Hacia fines del siglo III el emperador Diocleciano dividió el Imperio Romano en dos. Así surgieron el Imperio Romano de Oriente y el Imperio Romano de Occidente, cada uno regido por autoridades diferentes aunque emparentadas. Mientras esto ocurría la Iglesia, esporádicamente perseguida, se iba extendiendo e iba estableciendo comunidades al frente de las cuales se encontraba un obispo (episcopos). La progresiva conversión del Imperio al cristianismo se vio ayudada por el Edicto de Milán de 313 dC mediante el cual Constantino estableció la libertad religiosa e hizo cesar las persecuciones. Luego, el paso definitivo hacia un Imperio confesional fue la declaración de Teodosio que en el año 390 dC estableció la ortodoxia del Concilio de Nicea (325 dC) como religión oficial y prohibió la adoración pública de otros dioses. Así, se produjo una unión entre el cristianismo y la política del Imperio, la comunidad cristiana tendió a seguir cada vez más la pauta de la administración imperial, los obispos de las ciudades mayores recibieron el título de metropolitano y una autoridad sobre sus vecinos episcopales. A mediados del siglo V, a cinco metropolitanos se les dio una autoridad aún mayor y se los nombró patriarcas, estableciendo el patriarcado de Constantinopla, el de Alejandría, el de Antioquía, el de Jerusalén y el de Roma.

DATOS PRESENTADOS:
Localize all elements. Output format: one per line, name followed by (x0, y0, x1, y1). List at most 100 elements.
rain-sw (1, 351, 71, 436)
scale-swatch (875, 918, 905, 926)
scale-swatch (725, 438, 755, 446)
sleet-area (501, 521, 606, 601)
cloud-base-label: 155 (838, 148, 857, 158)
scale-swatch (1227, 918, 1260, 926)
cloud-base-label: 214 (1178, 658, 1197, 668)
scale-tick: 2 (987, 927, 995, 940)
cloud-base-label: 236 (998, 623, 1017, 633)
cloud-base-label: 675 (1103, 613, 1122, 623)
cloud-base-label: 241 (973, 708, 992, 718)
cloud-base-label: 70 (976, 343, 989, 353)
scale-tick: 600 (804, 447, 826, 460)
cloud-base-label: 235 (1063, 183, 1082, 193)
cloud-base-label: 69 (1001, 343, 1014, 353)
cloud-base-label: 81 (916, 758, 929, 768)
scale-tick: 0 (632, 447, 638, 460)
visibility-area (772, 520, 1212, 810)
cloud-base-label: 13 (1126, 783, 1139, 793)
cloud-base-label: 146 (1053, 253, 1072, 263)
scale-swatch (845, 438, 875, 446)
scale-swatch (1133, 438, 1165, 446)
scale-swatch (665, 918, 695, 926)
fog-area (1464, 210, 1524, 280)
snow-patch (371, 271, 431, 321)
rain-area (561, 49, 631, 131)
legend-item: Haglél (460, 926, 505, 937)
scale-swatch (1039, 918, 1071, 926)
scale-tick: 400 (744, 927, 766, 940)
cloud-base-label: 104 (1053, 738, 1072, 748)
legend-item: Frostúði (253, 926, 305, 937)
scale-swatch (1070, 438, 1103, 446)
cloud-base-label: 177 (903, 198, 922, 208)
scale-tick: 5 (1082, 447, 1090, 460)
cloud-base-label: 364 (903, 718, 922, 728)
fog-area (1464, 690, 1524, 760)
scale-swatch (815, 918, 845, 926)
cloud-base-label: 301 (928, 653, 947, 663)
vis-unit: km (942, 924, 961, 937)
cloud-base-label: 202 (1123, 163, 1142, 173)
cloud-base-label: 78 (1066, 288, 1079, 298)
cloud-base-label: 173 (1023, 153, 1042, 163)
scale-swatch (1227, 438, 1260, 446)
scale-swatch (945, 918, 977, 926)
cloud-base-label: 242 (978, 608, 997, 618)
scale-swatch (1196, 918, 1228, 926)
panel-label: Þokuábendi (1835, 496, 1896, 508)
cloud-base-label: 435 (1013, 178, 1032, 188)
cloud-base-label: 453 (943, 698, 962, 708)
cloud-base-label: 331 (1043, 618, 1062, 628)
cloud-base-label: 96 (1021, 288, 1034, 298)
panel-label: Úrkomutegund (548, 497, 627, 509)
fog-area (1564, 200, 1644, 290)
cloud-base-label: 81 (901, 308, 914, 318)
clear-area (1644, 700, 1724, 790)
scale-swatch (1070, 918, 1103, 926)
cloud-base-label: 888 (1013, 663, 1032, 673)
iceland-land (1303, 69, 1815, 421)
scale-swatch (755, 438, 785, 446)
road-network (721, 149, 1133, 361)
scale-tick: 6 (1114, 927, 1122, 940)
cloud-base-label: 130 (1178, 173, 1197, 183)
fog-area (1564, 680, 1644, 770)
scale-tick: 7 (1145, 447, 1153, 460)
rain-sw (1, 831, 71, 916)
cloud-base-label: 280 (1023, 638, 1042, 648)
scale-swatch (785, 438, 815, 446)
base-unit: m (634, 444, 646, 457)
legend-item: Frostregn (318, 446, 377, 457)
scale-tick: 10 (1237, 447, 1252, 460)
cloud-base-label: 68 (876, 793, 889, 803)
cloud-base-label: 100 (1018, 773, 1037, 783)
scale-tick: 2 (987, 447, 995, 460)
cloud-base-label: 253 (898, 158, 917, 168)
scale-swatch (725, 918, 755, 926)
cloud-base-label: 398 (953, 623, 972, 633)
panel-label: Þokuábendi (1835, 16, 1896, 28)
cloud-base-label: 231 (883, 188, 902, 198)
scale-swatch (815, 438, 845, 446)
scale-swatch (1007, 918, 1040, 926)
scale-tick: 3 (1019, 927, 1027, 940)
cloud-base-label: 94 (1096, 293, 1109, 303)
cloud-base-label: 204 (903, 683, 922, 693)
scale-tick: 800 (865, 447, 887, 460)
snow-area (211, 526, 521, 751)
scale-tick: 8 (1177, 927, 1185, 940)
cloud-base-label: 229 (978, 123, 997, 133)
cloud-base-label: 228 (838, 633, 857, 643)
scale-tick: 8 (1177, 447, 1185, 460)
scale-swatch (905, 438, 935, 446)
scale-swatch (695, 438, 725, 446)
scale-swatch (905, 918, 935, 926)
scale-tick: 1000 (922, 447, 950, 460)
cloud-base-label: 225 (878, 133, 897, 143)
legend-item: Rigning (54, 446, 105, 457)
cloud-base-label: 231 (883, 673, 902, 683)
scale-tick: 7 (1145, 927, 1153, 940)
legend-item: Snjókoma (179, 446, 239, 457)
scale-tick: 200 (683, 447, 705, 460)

TRABAJO SOLICITADO:
A: Enumera los patriarcados que, según el texto sobre la Iglesia en el Imperio Romano, se establecieron a mediados del siglo V.
B: Retoma el texto sobre la Iglesia en el Imperio Romano y continúalo a partir de su última oración.

LISTA DE RESPUESTAS:
A: Constantinopla, Alejandría, Antioquía, Jerusalén y Roma.

B:
Al caer el Imperio Romano de Occidente en el año 475 dC, la Cristiandad quedó dividida en dos: el Imperio Romano de Oriente se transformó en el Imperio Bizantino y las tierras de la actual Europa vieron desarrollarse múltiples reinos. En ese contexto de cambios, la Iglesia Católica, que había conservado intacta su estructura después de cuatro siglos de evangelización, se convirtió en la única institución capaz de ordenar la cristiandad occidental con su centro espiritual en Roma. Esta realidad será determinante para la Edad Media, pero ese es otro tema. A partir de ese momento, en el marco de una época donde el poder temporal y el espiritual se confundían, donde en Oriente los emperadores intervenían en asuntos de religión a su parecer y ciertos patriarcas se plegaban a su voluntad, o en Occidente muchos papas actuaron más como soberanos terrenales con ambiciones políticas que como líderes espirituales; la relación entre el papado y los patriarcas orientales fue progresivamente más conflictiva hasta llegar a la ruptura y la mutua condena.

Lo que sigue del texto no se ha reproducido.